#### [Data in this exercise]

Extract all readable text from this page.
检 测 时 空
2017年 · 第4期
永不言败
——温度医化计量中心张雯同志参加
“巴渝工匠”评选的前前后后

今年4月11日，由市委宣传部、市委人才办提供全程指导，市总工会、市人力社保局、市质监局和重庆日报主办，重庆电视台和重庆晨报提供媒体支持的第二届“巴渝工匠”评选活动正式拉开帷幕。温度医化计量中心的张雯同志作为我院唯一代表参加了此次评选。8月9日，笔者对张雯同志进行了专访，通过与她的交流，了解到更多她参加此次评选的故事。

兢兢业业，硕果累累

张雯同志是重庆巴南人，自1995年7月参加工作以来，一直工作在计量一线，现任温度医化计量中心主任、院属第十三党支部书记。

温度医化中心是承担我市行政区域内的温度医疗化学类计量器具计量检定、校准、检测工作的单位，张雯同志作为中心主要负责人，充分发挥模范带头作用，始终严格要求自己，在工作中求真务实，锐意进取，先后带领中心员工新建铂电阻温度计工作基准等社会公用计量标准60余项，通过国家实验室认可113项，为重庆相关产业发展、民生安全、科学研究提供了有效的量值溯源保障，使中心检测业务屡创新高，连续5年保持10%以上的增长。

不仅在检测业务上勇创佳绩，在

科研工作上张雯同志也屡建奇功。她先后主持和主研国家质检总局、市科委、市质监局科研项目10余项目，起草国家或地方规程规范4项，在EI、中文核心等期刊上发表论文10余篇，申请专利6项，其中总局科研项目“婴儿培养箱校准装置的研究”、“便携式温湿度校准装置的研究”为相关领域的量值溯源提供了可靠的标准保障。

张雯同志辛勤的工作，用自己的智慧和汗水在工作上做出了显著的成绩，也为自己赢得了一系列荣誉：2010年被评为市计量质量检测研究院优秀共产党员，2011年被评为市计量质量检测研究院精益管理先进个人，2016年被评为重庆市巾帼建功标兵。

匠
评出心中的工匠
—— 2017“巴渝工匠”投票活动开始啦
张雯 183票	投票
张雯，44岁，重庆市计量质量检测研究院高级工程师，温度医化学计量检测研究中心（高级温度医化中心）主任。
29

#### [What you should do]
Transcribe every entry exactly, omitting nothing.

#### [The response]
Extract all readable text from this page.
检 测 时 空
2017年 · 第4期
永不言败
——温度医化计量中心张雯同志参加
“巴渝工匠”评选的前前后后

今年4月11日，由市委宣传部、市委人才办提供全程指导，市总工会、市人力社保局、市质监局和重庆日报主办，重庆电视台和重庆晨报提供媒体支持的第二届“巴渝工匠”评选活动正式拉开帷幕。温度医化计量中心的张雯同志作为我院唯一代表参加了此次评选。8月9日，笔者对张雯同志进行了专访，通过与她的交流，了解到更多她参加此次评选的故事。

兢兢业业，硕果累累

张雯同志是重庆巴南人，自1995年7月参加工作以来，一直工作在计量一线，现任温度医化计量中心主任、院属第十三党支部书记。

温度医化中心是承担我市行政区域内的温度医疗化学类计量器具计量检定、校准、检测工作的单位，张雯同志作为中心主要负责人，充分发挥模范带头作用，始终严格要求自己，在工作中求真务实，锐意进取，先后带领中心员工新建铂电阻温度计工作基准等社会公用计量标准60余项，通过国家实验室认可113项，为重庆相关产业发展、民生安全、科学研究提供了有效的量值溯源保障，使中心检测业务屡创新高，连续5年保持10%以上的增长。

不仅在检测业务上勇创佳绩，在

科研工作上张雯同志也屡建奇功。她先后主持和主研国家质检总局、市科委、市质监局科研项目10余项目，起草国家或地方规程规范4项，在EI、中文核心等期刊上发表论文10余篇，申请专利6项，其中总局科研项目“婴儿培养箱校准装置的研究”、“便携式温湿度校准装置的研究”为相关领域的量值溯源提供了可靠的标准保障。

张雯同志辛勤的工作，用自己的智慧和汗水在工作上做出了显著的成绩，也为自己赢得了一系列荣誉：2010年被评为市计量质量检测研究院优秀共产党员，2011年被评为市计量质量检测研究院精益管理先进个人，2016年被评为重庆市巾帼建功标兵。

匠
评出心中的工匠
—— 2017“巴渝工匠”投票活动开始啦
张雯 183票	投票
张雯，44岁，重庆市计量质量检测研究院高级工程师，温度医化学计量检测研究中心（高级温度医化中心）主任。
29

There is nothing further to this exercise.